## Exercise details
Copy the rows word for word, from the first row through the row that contains "windows-logo-icon[interactable] [0, 843, 48, 900]", and include that row.

--------

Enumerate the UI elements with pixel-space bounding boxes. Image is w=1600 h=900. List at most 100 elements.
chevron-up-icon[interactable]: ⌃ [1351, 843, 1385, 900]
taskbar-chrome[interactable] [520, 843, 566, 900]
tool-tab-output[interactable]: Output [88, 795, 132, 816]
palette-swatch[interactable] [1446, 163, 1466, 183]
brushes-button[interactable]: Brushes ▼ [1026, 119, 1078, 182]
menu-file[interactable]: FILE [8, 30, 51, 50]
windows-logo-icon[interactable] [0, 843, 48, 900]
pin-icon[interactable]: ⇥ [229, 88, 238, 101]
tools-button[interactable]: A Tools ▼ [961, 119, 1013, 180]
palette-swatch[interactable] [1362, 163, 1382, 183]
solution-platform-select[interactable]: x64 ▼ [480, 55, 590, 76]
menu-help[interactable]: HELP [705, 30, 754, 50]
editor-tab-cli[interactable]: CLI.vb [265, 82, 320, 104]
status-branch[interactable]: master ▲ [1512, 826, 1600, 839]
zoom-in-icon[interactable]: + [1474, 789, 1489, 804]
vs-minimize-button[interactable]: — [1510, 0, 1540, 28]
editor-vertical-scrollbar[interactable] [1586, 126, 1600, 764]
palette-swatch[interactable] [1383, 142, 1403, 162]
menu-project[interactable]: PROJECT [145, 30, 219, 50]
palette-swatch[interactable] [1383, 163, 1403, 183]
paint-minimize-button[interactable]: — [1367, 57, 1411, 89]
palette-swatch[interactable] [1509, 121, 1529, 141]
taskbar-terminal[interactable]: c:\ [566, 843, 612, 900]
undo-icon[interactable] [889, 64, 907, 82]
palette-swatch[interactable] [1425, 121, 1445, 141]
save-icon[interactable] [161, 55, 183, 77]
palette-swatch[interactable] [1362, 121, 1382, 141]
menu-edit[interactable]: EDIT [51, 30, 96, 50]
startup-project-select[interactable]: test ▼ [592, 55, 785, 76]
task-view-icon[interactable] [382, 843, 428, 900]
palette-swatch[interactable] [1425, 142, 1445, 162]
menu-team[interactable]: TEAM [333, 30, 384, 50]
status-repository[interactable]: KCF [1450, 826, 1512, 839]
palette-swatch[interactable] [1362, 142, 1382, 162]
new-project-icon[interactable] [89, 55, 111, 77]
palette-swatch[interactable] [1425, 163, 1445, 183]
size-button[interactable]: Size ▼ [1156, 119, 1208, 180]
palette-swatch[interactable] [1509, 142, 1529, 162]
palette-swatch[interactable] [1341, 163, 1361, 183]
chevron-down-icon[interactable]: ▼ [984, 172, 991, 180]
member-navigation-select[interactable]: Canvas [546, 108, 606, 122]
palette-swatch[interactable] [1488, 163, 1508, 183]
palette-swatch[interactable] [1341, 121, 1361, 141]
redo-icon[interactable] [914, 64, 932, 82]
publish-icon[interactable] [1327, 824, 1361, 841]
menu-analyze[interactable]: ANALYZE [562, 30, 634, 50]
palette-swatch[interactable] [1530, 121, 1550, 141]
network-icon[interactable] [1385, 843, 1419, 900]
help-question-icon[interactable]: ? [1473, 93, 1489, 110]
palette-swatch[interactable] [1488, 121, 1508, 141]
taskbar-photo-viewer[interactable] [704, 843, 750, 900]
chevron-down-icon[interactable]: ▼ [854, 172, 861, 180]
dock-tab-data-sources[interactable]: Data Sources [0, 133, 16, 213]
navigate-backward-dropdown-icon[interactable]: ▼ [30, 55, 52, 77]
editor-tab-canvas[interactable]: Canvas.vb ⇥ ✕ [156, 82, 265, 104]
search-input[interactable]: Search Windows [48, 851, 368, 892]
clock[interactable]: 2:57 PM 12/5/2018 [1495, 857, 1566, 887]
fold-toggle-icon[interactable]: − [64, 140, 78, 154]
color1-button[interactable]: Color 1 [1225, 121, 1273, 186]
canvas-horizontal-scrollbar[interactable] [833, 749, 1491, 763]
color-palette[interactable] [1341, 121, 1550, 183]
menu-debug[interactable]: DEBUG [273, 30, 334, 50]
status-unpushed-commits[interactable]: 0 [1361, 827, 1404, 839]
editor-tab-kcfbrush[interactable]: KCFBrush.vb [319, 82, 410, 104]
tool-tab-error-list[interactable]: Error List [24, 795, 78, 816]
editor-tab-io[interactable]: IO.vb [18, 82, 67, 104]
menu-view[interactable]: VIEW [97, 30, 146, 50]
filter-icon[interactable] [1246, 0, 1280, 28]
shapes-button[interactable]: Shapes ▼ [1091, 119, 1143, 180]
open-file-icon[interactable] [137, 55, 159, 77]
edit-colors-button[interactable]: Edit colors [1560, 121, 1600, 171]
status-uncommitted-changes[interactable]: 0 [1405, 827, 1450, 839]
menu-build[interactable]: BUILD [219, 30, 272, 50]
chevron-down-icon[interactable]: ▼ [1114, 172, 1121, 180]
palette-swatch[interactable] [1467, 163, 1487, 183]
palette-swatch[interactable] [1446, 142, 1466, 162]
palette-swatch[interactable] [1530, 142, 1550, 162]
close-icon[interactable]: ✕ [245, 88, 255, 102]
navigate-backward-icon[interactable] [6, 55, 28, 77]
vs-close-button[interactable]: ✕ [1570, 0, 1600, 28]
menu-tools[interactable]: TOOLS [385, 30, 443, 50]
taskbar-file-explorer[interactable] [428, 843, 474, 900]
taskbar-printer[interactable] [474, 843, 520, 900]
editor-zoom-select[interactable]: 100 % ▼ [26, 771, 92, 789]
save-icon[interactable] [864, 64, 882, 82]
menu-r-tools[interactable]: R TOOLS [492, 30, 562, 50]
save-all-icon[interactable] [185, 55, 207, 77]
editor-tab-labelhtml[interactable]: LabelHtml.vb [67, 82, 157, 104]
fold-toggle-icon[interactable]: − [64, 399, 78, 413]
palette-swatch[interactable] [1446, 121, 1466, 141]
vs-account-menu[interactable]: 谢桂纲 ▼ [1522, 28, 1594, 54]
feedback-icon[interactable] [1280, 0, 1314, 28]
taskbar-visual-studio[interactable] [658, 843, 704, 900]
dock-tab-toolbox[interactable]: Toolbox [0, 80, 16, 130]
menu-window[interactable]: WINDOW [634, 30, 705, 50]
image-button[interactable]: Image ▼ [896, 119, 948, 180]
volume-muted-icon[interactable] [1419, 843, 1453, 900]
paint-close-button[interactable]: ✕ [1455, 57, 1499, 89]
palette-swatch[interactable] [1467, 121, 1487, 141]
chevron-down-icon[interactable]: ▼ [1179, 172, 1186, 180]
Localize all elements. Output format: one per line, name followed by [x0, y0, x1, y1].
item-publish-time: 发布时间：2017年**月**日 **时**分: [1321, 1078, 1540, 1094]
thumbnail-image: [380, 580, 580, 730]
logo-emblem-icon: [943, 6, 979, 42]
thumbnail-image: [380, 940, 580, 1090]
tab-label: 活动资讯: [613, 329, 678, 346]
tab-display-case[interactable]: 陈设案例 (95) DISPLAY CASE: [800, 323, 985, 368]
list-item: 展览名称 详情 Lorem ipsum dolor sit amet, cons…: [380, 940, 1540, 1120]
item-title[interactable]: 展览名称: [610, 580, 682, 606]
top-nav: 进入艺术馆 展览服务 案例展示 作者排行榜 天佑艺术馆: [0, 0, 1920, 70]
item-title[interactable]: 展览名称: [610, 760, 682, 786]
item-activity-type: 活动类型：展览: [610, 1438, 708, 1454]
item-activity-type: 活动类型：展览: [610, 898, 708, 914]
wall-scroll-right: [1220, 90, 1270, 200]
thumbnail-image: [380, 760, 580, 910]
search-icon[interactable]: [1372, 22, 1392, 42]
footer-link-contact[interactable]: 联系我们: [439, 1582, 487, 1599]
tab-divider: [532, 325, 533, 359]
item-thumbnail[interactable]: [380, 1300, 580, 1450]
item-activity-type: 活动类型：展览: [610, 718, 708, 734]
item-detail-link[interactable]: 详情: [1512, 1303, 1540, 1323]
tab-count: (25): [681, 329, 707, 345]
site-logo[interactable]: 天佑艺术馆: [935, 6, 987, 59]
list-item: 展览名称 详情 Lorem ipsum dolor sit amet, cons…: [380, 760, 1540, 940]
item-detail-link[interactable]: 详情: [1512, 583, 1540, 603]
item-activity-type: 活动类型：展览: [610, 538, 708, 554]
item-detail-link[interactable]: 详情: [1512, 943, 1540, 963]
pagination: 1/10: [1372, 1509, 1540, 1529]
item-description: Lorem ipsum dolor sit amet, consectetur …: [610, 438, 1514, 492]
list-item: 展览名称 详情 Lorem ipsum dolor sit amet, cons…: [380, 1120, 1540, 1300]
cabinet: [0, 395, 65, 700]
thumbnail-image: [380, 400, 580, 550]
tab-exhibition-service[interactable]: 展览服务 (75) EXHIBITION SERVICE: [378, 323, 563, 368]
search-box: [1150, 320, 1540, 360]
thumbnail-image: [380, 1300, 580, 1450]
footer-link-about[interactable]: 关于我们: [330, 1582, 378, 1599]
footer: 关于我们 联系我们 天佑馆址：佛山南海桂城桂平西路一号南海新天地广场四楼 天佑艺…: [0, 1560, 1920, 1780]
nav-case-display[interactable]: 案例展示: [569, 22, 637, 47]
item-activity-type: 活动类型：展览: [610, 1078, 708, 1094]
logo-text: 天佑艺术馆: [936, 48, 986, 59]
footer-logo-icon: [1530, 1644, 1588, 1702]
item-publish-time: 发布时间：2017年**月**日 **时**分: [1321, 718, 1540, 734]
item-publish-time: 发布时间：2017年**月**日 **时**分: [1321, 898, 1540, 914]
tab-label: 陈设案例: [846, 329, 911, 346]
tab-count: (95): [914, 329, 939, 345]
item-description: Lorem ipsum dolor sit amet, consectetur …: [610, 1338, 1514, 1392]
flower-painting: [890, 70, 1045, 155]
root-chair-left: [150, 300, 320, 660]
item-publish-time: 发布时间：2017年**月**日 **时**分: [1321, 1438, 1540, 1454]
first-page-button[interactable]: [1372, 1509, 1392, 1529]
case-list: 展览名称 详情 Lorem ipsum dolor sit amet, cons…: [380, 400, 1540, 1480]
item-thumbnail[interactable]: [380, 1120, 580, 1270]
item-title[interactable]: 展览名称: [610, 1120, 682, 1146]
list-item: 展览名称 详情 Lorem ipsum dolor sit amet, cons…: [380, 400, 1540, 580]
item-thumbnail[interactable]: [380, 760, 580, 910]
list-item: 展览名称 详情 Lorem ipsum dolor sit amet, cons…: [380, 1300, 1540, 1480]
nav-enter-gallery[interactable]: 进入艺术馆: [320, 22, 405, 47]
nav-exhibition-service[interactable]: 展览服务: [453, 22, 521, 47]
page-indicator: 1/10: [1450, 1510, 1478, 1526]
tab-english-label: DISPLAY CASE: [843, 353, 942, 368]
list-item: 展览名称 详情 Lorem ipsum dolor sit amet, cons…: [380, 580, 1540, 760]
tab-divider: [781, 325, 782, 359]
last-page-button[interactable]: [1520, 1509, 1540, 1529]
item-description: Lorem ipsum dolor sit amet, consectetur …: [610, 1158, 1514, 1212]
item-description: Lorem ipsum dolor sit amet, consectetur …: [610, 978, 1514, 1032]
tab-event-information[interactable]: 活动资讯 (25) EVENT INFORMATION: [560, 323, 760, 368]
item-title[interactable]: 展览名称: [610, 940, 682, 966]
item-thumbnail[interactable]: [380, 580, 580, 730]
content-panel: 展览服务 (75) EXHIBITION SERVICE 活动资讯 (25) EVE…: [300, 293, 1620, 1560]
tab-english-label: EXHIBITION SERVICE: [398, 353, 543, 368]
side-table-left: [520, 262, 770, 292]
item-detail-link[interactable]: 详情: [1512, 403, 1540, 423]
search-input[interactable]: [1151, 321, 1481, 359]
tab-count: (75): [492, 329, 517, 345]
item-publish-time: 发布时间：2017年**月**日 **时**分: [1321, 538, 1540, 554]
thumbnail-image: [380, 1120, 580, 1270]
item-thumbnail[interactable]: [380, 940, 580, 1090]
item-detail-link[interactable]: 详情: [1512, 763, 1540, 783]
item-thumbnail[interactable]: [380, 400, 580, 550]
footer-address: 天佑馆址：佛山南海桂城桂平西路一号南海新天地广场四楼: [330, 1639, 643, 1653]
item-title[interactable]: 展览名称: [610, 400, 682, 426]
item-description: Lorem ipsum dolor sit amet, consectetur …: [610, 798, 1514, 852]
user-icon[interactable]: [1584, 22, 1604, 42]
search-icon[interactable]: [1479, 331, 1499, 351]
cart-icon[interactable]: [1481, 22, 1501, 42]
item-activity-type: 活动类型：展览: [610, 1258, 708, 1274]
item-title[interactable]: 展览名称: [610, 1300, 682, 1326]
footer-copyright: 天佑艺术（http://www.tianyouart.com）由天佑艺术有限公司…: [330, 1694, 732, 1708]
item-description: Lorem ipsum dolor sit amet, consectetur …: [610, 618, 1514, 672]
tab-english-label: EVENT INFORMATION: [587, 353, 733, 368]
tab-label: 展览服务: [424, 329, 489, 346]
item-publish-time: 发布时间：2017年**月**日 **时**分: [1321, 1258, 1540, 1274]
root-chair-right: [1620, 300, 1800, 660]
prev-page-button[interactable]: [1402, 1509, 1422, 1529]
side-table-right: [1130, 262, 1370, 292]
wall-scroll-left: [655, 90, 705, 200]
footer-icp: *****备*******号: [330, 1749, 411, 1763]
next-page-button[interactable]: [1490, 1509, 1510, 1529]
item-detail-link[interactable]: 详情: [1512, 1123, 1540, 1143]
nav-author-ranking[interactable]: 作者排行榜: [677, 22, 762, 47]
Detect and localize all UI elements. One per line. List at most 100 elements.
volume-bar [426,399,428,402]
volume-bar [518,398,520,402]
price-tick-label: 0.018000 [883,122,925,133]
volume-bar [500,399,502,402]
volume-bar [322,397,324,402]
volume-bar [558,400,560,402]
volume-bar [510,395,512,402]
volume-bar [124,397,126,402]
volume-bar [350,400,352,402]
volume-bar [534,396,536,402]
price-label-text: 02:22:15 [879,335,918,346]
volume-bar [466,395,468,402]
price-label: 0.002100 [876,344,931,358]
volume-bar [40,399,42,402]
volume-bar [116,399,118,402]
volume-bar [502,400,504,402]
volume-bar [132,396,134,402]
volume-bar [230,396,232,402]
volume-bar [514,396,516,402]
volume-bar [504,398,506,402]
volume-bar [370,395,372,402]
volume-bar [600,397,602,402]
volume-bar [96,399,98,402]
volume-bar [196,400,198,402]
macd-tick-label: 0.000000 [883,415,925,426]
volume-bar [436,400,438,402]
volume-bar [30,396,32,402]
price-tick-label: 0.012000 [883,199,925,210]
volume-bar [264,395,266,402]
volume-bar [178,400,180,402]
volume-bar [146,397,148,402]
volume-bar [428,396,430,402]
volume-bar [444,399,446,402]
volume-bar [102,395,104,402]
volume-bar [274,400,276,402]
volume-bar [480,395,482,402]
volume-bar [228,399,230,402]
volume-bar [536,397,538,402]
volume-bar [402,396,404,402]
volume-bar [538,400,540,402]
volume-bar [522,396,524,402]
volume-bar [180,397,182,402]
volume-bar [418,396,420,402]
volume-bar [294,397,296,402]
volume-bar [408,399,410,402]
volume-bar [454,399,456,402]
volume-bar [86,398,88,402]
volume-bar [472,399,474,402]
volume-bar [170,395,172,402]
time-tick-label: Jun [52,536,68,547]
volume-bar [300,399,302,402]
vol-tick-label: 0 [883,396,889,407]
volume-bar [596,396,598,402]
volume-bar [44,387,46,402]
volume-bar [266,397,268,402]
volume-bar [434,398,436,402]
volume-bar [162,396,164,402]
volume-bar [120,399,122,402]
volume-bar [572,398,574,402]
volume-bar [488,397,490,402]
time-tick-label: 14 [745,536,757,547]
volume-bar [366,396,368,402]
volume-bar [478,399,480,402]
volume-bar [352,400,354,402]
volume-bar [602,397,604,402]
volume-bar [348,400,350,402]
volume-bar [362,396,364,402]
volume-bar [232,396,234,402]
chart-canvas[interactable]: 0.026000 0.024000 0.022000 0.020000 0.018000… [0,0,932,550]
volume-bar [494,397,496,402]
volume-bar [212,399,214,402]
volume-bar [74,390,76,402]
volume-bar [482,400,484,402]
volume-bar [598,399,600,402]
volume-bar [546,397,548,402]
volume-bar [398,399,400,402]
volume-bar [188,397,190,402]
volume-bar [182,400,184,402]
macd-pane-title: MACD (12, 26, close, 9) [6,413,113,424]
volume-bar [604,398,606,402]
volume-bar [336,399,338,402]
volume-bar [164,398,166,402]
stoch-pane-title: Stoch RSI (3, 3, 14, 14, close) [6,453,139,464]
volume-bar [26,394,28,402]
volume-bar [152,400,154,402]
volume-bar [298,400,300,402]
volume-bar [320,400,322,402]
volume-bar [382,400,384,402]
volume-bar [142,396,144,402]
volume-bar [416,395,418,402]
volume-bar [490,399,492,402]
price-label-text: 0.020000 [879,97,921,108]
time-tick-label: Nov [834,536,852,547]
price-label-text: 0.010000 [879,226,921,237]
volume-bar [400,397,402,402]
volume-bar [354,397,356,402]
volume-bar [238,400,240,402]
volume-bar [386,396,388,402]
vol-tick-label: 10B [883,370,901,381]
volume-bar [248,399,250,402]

--------

## Full answer
Enumerate the UI elements with pixel-space bounding boxes. Image is w=1600 h=900. List at most 100 elements.
chevron-up-icon[interactable]: ⌃ [1351, 843, 1385, 900]
taskbar-chrome[interactable] [520, 843, 566, 900]
tool-tab-output[interactable]: Output [88, 795, 132, 816]
palette-swatch[interactable] [1446, 163, 1466, 183]
brushes-button[interactable]: Brushes ▼ [1026, 119, 1078, 182]
menu-file[interactable]: FILE [8, 30, 51, 50]
windows-logo-icon[interactable] [0, 843, 48, 900]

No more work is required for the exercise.